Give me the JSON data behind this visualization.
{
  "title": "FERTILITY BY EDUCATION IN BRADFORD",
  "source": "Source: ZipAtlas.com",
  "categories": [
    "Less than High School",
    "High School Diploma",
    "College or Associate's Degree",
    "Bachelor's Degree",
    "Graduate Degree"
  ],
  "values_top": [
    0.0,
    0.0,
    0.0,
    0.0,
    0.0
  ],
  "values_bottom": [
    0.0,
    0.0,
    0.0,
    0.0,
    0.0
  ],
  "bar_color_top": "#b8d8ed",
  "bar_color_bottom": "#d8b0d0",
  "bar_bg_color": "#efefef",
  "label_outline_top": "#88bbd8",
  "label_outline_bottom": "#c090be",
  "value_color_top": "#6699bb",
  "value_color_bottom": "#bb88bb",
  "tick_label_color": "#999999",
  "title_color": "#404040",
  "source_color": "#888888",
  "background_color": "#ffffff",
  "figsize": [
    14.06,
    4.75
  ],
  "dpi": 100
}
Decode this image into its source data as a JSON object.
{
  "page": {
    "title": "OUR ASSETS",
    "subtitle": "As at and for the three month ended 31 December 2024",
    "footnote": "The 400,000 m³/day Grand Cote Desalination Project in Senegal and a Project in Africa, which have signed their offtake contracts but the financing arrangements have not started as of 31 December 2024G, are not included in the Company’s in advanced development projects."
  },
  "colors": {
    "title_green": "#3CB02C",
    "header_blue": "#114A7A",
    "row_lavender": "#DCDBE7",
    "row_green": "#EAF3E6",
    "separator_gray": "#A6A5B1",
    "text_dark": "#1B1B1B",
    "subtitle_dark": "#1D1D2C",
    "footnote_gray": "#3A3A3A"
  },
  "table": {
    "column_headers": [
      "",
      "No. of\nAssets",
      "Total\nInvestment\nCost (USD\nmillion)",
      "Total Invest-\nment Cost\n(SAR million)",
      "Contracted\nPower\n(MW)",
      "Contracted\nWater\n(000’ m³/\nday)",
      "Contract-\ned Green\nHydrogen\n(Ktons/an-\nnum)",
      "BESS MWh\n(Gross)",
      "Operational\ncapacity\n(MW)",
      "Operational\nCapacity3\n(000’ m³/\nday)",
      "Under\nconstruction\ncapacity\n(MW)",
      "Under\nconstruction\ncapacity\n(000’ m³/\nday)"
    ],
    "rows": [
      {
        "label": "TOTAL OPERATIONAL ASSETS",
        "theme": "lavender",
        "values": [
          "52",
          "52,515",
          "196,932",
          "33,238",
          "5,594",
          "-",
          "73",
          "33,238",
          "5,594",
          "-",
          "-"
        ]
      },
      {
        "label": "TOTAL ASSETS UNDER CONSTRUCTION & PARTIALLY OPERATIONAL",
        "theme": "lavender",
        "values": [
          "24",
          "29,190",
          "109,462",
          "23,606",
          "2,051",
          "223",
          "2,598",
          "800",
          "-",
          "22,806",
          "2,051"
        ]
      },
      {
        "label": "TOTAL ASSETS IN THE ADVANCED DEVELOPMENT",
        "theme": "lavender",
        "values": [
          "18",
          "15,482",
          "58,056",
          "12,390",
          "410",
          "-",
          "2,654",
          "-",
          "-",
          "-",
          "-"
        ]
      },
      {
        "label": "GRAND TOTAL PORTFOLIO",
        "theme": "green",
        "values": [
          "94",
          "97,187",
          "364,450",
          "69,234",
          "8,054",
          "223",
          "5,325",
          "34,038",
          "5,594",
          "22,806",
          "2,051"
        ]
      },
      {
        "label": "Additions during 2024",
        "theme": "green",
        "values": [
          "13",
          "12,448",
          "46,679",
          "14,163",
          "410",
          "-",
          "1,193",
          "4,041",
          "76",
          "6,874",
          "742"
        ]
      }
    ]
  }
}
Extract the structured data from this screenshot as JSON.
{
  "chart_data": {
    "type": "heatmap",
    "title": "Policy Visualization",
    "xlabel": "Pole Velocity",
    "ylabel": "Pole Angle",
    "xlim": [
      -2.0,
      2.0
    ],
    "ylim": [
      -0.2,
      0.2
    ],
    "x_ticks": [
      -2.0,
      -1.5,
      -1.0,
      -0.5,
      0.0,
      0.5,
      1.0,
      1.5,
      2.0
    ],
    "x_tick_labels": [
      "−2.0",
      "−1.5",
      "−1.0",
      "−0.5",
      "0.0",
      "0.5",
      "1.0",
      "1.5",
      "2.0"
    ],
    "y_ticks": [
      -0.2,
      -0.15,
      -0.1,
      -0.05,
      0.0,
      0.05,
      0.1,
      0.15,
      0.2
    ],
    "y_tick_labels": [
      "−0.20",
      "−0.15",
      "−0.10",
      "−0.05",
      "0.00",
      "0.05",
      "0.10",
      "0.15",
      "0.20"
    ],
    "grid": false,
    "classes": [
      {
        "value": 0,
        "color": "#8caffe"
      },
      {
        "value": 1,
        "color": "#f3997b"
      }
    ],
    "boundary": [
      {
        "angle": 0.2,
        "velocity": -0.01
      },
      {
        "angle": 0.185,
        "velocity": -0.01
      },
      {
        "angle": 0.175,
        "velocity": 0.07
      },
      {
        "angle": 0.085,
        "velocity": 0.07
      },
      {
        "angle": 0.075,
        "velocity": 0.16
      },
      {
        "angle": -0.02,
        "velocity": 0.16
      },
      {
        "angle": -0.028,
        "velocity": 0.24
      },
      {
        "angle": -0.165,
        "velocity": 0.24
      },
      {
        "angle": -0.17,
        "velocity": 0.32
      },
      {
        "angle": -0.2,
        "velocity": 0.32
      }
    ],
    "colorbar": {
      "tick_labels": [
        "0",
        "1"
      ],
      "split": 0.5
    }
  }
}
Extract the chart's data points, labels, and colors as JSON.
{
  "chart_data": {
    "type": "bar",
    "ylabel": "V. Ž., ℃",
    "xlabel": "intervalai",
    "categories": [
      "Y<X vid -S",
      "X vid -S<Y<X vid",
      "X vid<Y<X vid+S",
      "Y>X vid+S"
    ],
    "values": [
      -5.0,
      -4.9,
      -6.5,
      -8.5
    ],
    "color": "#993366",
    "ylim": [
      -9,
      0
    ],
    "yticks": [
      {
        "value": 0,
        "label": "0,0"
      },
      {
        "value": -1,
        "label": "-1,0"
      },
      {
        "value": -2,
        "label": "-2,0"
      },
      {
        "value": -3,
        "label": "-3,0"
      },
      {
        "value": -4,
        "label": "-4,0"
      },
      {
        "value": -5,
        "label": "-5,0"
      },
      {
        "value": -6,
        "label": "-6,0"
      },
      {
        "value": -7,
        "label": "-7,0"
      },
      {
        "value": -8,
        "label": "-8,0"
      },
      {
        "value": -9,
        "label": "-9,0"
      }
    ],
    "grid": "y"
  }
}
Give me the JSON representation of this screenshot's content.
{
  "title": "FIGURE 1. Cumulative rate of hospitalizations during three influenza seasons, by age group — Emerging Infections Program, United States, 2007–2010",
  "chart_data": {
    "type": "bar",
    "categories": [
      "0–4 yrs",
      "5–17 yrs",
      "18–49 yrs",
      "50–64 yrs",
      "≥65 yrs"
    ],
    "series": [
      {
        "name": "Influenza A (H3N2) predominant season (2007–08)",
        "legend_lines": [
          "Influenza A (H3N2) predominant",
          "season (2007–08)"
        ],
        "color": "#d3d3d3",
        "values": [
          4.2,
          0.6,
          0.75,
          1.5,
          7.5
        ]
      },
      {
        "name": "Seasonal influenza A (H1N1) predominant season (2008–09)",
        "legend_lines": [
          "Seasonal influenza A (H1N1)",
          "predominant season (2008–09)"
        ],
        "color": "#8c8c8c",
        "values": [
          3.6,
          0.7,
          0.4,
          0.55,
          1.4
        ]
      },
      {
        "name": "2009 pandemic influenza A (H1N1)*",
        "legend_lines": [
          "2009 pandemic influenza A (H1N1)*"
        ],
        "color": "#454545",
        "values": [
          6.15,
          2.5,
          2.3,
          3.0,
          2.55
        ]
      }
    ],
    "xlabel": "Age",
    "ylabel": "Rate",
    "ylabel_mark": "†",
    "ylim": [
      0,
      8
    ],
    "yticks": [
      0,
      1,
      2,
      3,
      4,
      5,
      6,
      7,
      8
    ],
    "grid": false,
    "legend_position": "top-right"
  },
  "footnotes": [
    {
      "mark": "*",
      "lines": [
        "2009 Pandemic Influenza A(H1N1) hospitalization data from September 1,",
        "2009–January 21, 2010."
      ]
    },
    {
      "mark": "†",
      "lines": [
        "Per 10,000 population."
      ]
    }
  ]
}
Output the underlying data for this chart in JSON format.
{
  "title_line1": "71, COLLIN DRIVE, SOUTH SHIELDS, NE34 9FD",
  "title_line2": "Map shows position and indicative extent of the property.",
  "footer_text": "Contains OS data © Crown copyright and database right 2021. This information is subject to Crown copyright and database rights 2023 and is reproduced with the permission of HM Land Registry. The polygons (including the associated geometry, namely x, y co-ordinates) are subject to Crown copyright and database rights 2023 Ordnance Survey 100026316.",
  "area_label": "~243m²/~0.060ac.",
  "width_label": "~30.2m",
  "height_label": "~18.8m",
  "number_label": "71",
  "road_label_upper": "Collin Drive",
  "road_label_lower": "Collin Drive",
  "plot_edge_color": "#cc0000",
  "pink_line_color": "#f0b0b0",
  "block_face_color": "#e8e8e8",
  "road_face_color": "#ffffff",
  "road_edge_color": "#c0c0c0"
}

....

◆ PROBLEM REQUIREMENTS
Copy every line of the listing that includes the string "Seasonal".

◆ EXPECTED ANSWER
        "name": "Seasonal influenza A (H1N1) predominant season (2008–09)",
          "Seasonal influenza A (H1N1)",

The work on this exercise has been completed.